* Task statement: Can you rewrite every line of the listing below as a Markdown table with the columns "Row" and "Content", numbering the rows and leaving out the blank lines and the pictures?

-- BEGIN Listed entries --

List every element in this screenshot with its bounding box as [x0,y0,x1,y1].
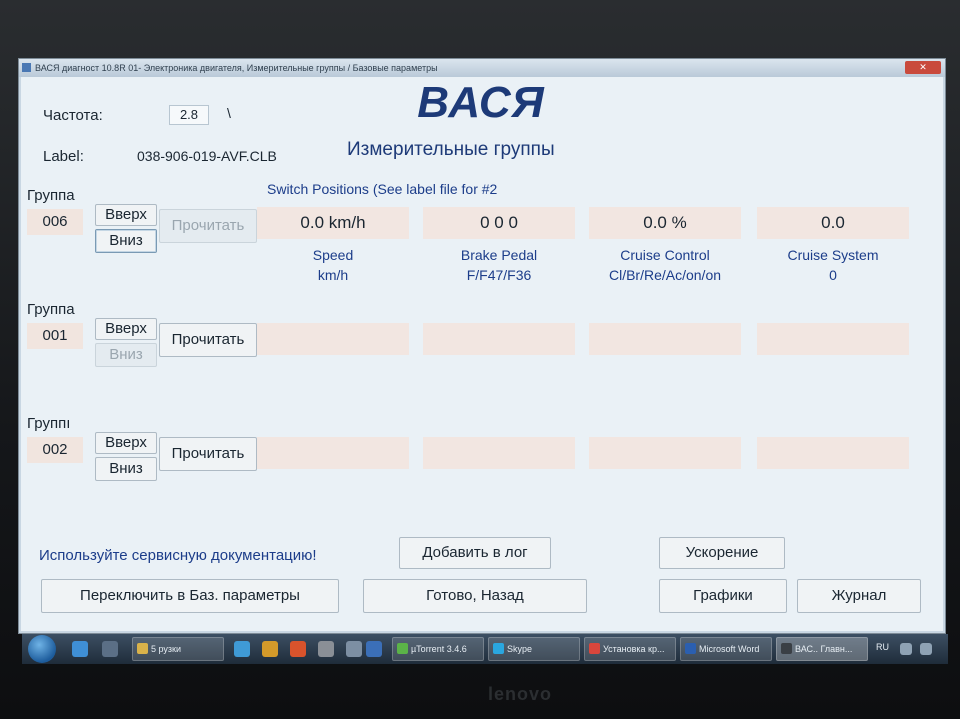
skype-icon [493,643,504,654]
acceleration-button[interactable]: Ускорение [659,537,785,569]
taskbar-item-utorrent[interactable]: µTorrent 3.4.6 [392,637,484,661]
group-1-unit-1: km/h [317,267,349,283]
frequency-label: Частота: [43,107,103,124]
group-2-field-4 [757,323,909,355]
group-2-up-button[interactable]: Вверх [95,318,157,340]
group-3-number[interactable]: 002 [27,437,83,463]
group-3-down-button[interactable]: Вниз [95,457,157,481]
journal-button[interactable]: Журнал [797,579,921,613]
frequency-value: 2.8 [169,105,209,125]
page-title: Измерительные группы [347,139,555,160]
app-pin-icon-2[interactable] [262,641,278,657]
main-panel: Частота: 2.8 \ Label: 038-906-019-AVF.CL… [21,77,943,631]
taskbar-item-word[interactable]: Microsoft Word [680,637,772,661]
taskbar-item-label: 5 рузки [151,644,182,654]
taskbar-item-install[interactable]: Установка кр... [584,637,676,661]
window-title: ВАСЯ диагност 10.8R 01- Электроника двиг… [35,63,438,73]
group-1-field-4: 0.0 [757,207,909,239]
app-icon [22,63,31,72]
group-1-unit-2: F/F47/F36 [466,267,532,283]
graphs-button[interactable]: Графики [659,579,787,613]
utorrent-icon [397,643,408,654]
start-button[interactable] [28,635,56,663]
group-2-field-3 [589,323,741,355]
done-back-button[interactable]: Готово, Назад [363,579,587,613]
close-button[interactable]: ✕ [905,61,941,74]
group-2-label: Группа [27,301,75,318]
group-1-caption-4: Cruise System [787,247,879,263]
group-3-read-button[interactable]: Прочитать [159,437,257,471]
group-1-field-1: 0.0 km/h [257,207,409,239]
group-3-field-2 [423,437,575,469]
group-1-caption-3: Cruise Control [620,247,710,263]
group-1-caption-1: Speed [312,247,354,263]
group-1-label: Группа [27,187,75,204]
group-1-field-3: 0.0 % [589,207,741,239]
group-1-up-button[interactable]: Вверх [95,204,157,226]
taskbar-item-label: Skype [507,644,533,654]
group-1-down-button[interactable]: Вниз [95,229,157,253]
volume-icon[interactable] [920,643,932,655]
bluetooth-icon[interactable] [102,641,118,657]
language-indicator[interactable]: RU [876,642,889,652]
label-file: 038-906-019-AVF.CLB [137,148,277,164]
group-3-field-4 [757,437,909,469]
group-2-down-button[interactable]: Вниз [95,343,157,367]
group-1-field-2: 0 0 0 [423,207,575,239]
folder-icon [137,643,148,654]
taskbar-item-label: Установка кр... [603,644,665,654]
group-2-read-button[interactable]: Прочитать [159,323,257,357]
group-1-unit-4: 0 [829,267,837,283]
taskbar-item-downloads[interactable]: 5 рузки [132,637,224,661]
group-2-number[interactable]: 001 [27,323,83,349]
group-3-label: Группı [27,415,71,432]
app-pin-icon-1[interactable] [234,641,250,657]
group-1-heading: Switch Positions (See label file for #2 [267,181,498,197]
add-to-log-button[interactable]: Добавить в лог [399,537,551,569]
taskbar-item-skype[interactable]: Skype [488,637,580,661]
ie-icon[interactable] [72,641,88,657]
opera-icon [589,643,600,654]
taskbar-item-label: µTorrent 3.4.6 [411,644,467,654]
label-caption: Label: [43,148,84,165]
laptop-brand: lenovo [487,684,552,704]
group-3-up-button[interactable]: Вверх [95,432,157,454]
vasya-icon [781,643,792,654]
app-logo: ВАСЯ [417,78,545,127]
service-notice: Используйте сервисную документацию! [39,547,317,564]
switch-basic-params-button[interactable]: Переключить в Баз. параметры [41,579,339,613]
app-pin-icon-5[interactable] [366,641,382,657]
group-2-field-1 [257,323,409,355]
group-1-unit-3: Cl/Br/Re/Ac/on/on [608,267,722,283]
word-icon [685,643,696,654]
group-2-field-2 [423,323,575,355]
group-3-field-1 [257,437,409,469]
group-1-read-button[interactable]: Прочитать [159,209,257,243]
tray-icon-1[interactable] [900,643,912,655]
app-pin-icon-3[interactable] [318,641,334,657]
app-window: ВАСЯ диагност 10.8R 01- Электроника двиг… [18,58,946,634]
app-pin-icon-4[interactable] [346,641,362,657]
group-1-number[interactable]: 006 [27,209,83,235]
group-1-caption-2: Brake Pedal [460,247,538,263]
taskbar-item-label: Microsoft Word [699,644,760,654]
group-3-field-3 [589,437,741,469]
taskbar-item-label: ВАС.. Главн... [795,644,853,654]
taskbar-item-vasya[interactable]: ВАС.. Главн... [776,637,868,661]
browser-icon[interactable] [290,641,306,657]
title-bar: ВАСЯ диагност 10.8R 01- Электроника двиг… [19,59,945,77]
taskbar: 5 рузки µTorrent 3.4.6 Skype Установка к… [22,634,948,664]
frequency-indicator: \ [227,105,231,121]
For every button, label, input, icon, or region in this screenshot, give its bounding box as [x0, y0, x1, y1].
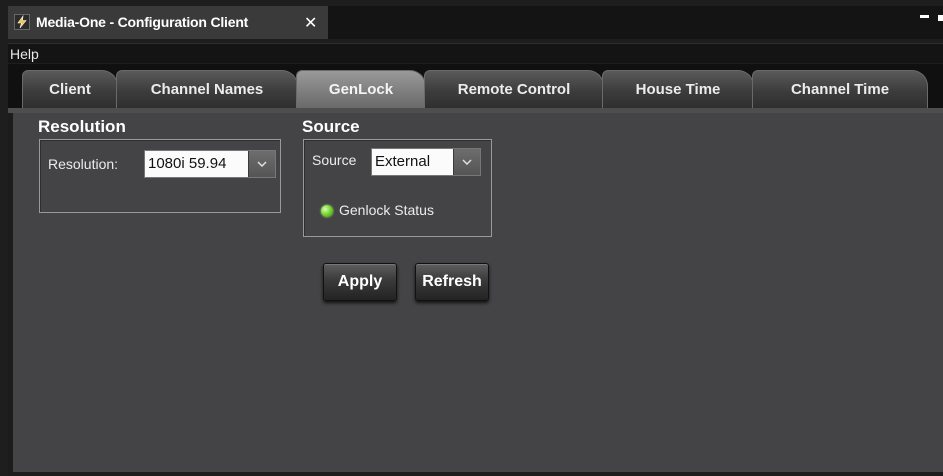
- source-label: Source: [312, 152, 357, 168]
- source-group-title: Source: [302, 117, 360, 136]
- tab-client[interactable]: Client: [22, 70, 118, 108]
- chevron-down-icon[interactable]: [248, 151, 275, 177]
- tab-channel-names[interactable]: Channel Names: [116, 70, 298, 108]
- refresh-button[interactable]: Refresh: [415, 263, 489, 301]
- window-title: Media-One - Configuration Client: [36, 14, 249, 30]
- lightning-bolt-icon: [14, 14, 30, 30]
- menu-item-help[interactable]: Help: [10, 46, 39, 62]
- maximize-icon[interactable]: [938, 15, 943, 21]
- source-select-value: External: [375, 153, 431, 170]
- window-title-tab[interactable]: Media-One - Configuration Client ✕: [8, 6, 328, 39]
- tab-remote-control[interactable]: Remote Control: [424, 70, 604, 108]
- close-icon[interactable]: ✕: [304, 13, 317, 32]
- title-bar: Media-One - Configuration Client ✕: [8, 6, 943, 39]
- minimize-icon[interactable]: [920, 15, 929, 18]
- tab-genlock[interactable]: GenLock: [296, 70, 426, 108]
- resolution-select[interactable]: 1080i 59.94: [144, 150, 276, 178]
- resolution-group-title: Resolution: [38, 117, 126, 136]
- source-groupbox: Source External Genlock Status: [303, 139, 492, 237]
- tab-house-time[interactable]: House Time: [602, 70, 754, 108]
- resolution-groupbox: Resolution: 1080i 59.94: [39, 139, 281, 213]
- menu-bar: Help: [8, 43, 943, 63]
- apply-button[interactable]: Apply: [323, 263, 397, 301]
- resolution-label: Resolution:: [48, 156, 119, 172]
- resolution-select-value: 1080i 59.94: [148, 155, 227, 172]
- genlock-status-indicator-icon: [321, 205, 333, 217]
- genlock-status-label: Genlock Status: [339, 202, 434, 218]
- source-select[interactable]: External: [371, 148, 481, 176]
- chevron-down-icon[interactable]: [453, 149, 480, 175]
- genlock-panel: Resolution Resolution: 1080i 59.94 Sourc…: [8, 113, 943, 476]
- tab-channel-time[interactable]: Channel Time: [752, 70, 928, 108]
- tab-strip: Client Channel Names GenLock Remote Cont…: [8, 64, 943, 113]
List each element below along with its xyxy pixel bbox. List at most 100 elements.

-- END Listed entries --

* Full response:
| Row | Content |
|---|---|
| 1 | List every element in this screenshot with its bounding box as [x0,y0,x1,y1]. |
| 2 | skype-icon [493,643,504,654] |
| 3 | acceleration-button[interactable]: Ускорение [659,537,785,569] |
| 4 | taskbar-item-utorrent[interactable]: µTorrent 3.4.6 [392,637,484,661] |
| 5 | group-1-unit-1: km/h [317,267,349,283] |
| 6 | frequency-label: Частота: [43,107,103,124] |
| 7 | group-2-field-4 [757,323,909,355] |
| 8 | group-2-up-button[interactable]: Вверх [95,318,157,340] |
| 9 | group-3-number[interactable]: 002 [27,437,83,463] |
| 10 | group-3-down-button[interactable]: Вниз [95,457,157,481] |
| 11 | journal-button[interactable]: Журнал [797,579,921,613] |
| 12 | frequency-value: 2.8 [169,105,209,125] |
| 13 | page-title: Измерительные группы [347,139,555,160] |
| 14 | app-pin-icon-2[interactable] [262,641,278,657] |
| 15 | main-panel: Частота: 2.8 \ Label: 038-906-019-AVF.CL… [21,77,943,631] |
| 16 | taskbar-item-word[interactable]: Microsoft Word [680,637,772,661] |
| 17 | taskbar-item-label: 5 рузки [151,644,182,654] |
| 18 | taskbar-item-install[interactable]: Установка кр... [584,637,676,661] |
| 19 | window-title: ВАСЯ диагност 10.8R 01- Электроника двиг… [35,63,438,73] |
| 20 | group-1-field-4: 0.0 [757,207,909,239] |
| 21 | app-icon [22,63,31,72] |
| 22 | group-1-unit-2: F/F47/F36 [466,267,532,283] |
| 23 | graphs-button[interactable]: Графики [659,579,787,613] |
| 24 | utorrent-icon [397,643,408,654] |
| 25 | start-button[interactable] [28,635,56,663] |
| 26 | group-2-field-3 [589,323,741,355] |
| 27 | done-back-button[interactable]: Готово, Назад [363,579,587,613] |
| 28 | close-button[interactable]: ✕ [905,61,941,74] |
| 29 | group-2-label: Группа [27,301,75,318] |
| 30 | group-1-caption-4: Cruise System [787,247,879,263] |
| 31 | group-3-read-button[interactable]: Прочитать [159,437,257,471] |
| 32 | group-1-field-1: 0.0 km/h [257,207,409,239] |
| 33 | group-3-field-2 [423,437,575,469] |
| 34 | group-1-caption-3: Cruise Control [620,247,710,263] |
| 35 | group-1-caption-1: Speed [312,247,354,263] |
| 36 | group-1-label: Группа [27,187,75,204] |
| 37 | group-1-field-3: 0.0 % [589,207,741,239] |
| 38 | group-1-up-button[interactable]: Вверх [95,204,157,226] |
| 39 | taskbar-item-label: Skype [507,644,533,654] |
| 40 | group-1-down-button[interactable]: Вниз [95,229,157,253] |
| 41 | volume-icon[interactable] [920,643,932,655] |
| 42 | bluetooth-icon[interactable] [102,641,118,657] |
| 43 | language-indicator[interactable]: RU [876,642,889,652] |
| 44 | label-file: 038-906-019-AVF.CLB [137,148,277,164] |
| 45 | group-3-field-4 [757,437,909,469] |
| 46 | group-2-down-button[interactable]: Вниз [95,343,157,367] |
| 47 | group-1-field-2: 0 0 0 [423,207,575,239] |
| 48 | folder-icon [137,643,148,654] |
| 49 | taskbar-item-label: Установка кр... [603,644,665,654] |
| 50 | group-2-read-button[interactable]: Прочитать [159,323,257,357] |
| 51 | group-1-unit-4: 0 [829,267,837,283] |
| 52 | taskbar-item-downloads[interactable]: 5 рузки [132,637,224,661] |
| 53 | group-2-number[interactable]: 001 [27,323,83,349] |
| 54 | group-3-label: Группı [27,415,71,432] |
| 55 | app-pin-icon-1[interactable] [234,641,250,657] |
| 56 | group-1-heading: Switch Positions (See label file for #2 [267,181,498,197] |
| 57 | add-to-log-button[interactable]: Добавить в лог [399,537,551,569] |
| 58 | taskbar-item-skype[interactable]: Skype [488,637,580,661] |
| 59 | ie-icon[interactable] [72,641,88,657] |
| 60 | opera-icon [589,643,600,654] |
| 61 | taskbar-item-label: µTorrent 3.4.6 [411,644,467,654] |
| 62 | label-caption: Label: [43,148,84,165] |
| 63 | laptop-brand: lenovo [487,684,552,704] |
| 64 | group-3-up-button[interactable]: Вверх [95,432,157,454] |
| 65 | vasya-icon [781,643,792,654] |
| 66 | app-logo: ВАСЯ [417,78,545,127] |
| 67 | service-notice: Используйте сервисную документацию! [39,547,317,564] |
| 68 | switch-basic-params-button[interactable]: Переключить в Баз. параметры [41,579,339,613] |
| 69 | app-pin-icon-5[interactable] [366,641,382,657] |
| 70 | group-2-field-1 [257,323,409,355] |
| 71 | group-1-unit-3: Cl/Br/Re/Ac/on/on [608,267,722,283] |
| 72 | word-icon [685,643,696,654] |
| 73 | group-2-field-2 [423,323,575,355] |
| 74 | group-3-field-1 [257,437,409,469] |
| 75 | group-1-read-button[interactable]: Прочитать [159,209,257,243] |
| 76 | tray-icon-1[interactable] [900,643,912,655] |
| 77 | app-pin-icon-3[interactable] [318,641,334,657] |
| 78 | app-window: ВАСЯ диагност 10.8R 01- Электроника двиг… [18,58,946,634] |
| 79 | app-pin-icon-4[interactable] [346,641,362,657] |
| 80 | group-1-number[interactable]: 006 [27,209,83,235] |
| 81 | group-1-caption-2: Brake Pedal [460,247,538,263] |
| 82 | taskbar-item-label: Microsoft Word [699,644,760,654] |
| 83 | group-3-field-3 [589,437,741,469] |
| 84 | taskbar-item-label: ВАС.. Главн... [795,644,853,654] |
| 85 | taskbar-item-vasya[interactable]: ВАС.. Главн... [776,637,868,661] |
| 86 | browser-icon[interactable] [290,641,306,657] |
| 87 | title-bar: ВАСЯ диагност 10.8R 01- Электроника двиг… [19,59,945,77] |
| 88 | taskbar: 5 рузки µTorrent 3.4.6 Skype Установка к… [22,634,948,664] |
| 89 | frequency-indicator: \ [227,105,231,121] |
| 90 | For every button, label, input, icon, or region in this screenshot, give its bounding box as [x0, y0, x1, y1]. |
| 91 | - source-label: Source: [312, 152, 357, 168] |
| 92 | - source-group-title: Source: [302, 117, 360, 136] |
| 93 | - tab-client[interactable]: Client: [22, 70, 118, 108] |
| 94 | - chevron-down-icon[interactable]: [248, 151, 275, 177] |
| 95 | - tab-channel-names[interactable]: Channel Names: [116, 70, 298, 108] |
| 96 | - refresh-button[interactable]: Refresh: [415, 263, 489, 301] |
| 97 | - window-title: Media-One - Configuration Client: [36, 14, 249, 30] |
| 98 | - lightning-bolt-icon: [14, 14, 30, 30] |
| 99 | - menu-item-help[interactable]: Help: [10, 46, 39, 62] |
| 100 | - maximize-icon[interactable]: [938, 15, 943, 21] |
| 101 | - source-select-value: External: [375, 153, 431, 170] |
| 102 | - window-title-tab[interactable]: Media-One - Configuration Client ✕: [8, 6, 328, 39] |
| 103 | - tab-remote-control[interactable]: Remote Control: [424, 70, 604, 108] |
| 104 | - close-icon[interactable]: ✕: [304, 13, 317, 32] |
| 105 | - title-bar: Media-One - Configuration Client ✕: [8, 6, 943, 39] |
| 106 | - minimize-icon[interactable]: [920, 15, 929, 18] |
| 107 | - tab-genlock[interactable]: GenLock: [296, 70, 426, 108] |
| 108 | - resolution-select[interactable]: 1080i 59.94: [144, 150, 276, 178] |
| 109 | - resolution-group-title: Resolution: [38, 117, 126, 136] |
| 110 | - source-groupbox: Source External Genlock Status: [303, 139, 492, 237] |
| 111 | - tab-house-time[interactable]: House Time: [602, 70, 754, 108] |
| 112 | - resolution-groupbox: Resolution: 1080i 59.94: [39, 139, 281, 213] |
| 113 | - menu-bar: Help: [8, 43, 943, 63] |
| 114 | - apply-button[interactable]: Apply: [323, 263, 397, 301] |
| 115 | - resolution-label: Resolution:: [48, 156, 119, 172] |
| 116 | - resolution-select-value: 1080i 59.94: [148, 155, 227, 172] |
| 117 | - genlock-status-indicator-icon: [321, 205, 333, 217] |
| 118 | - genlock-status-label: Genlock Status: [339, 202, 434, 218] |
| 119 | - source-select[interactable]: External: [371, 148, 481, 176] |
| 120 | - chevron-down-icon[interactable]: [453, 149, 480, 175] |
| 121 | - genlock-panel: Resolution Resolution: 1080i 59.94 Sourc…: [8, 113, 943, 476] |
| 122 | - tab-channel-time[interactable]: Channel Time: [752, 70, 928, 108] |
| 123 | - tab-strip: Client Channel Names GenLock Remote Cont…: [8, 64, 943, 113] |
| 124 | List each element below along with its xyxy pixel bbox. List at most 100 elements. |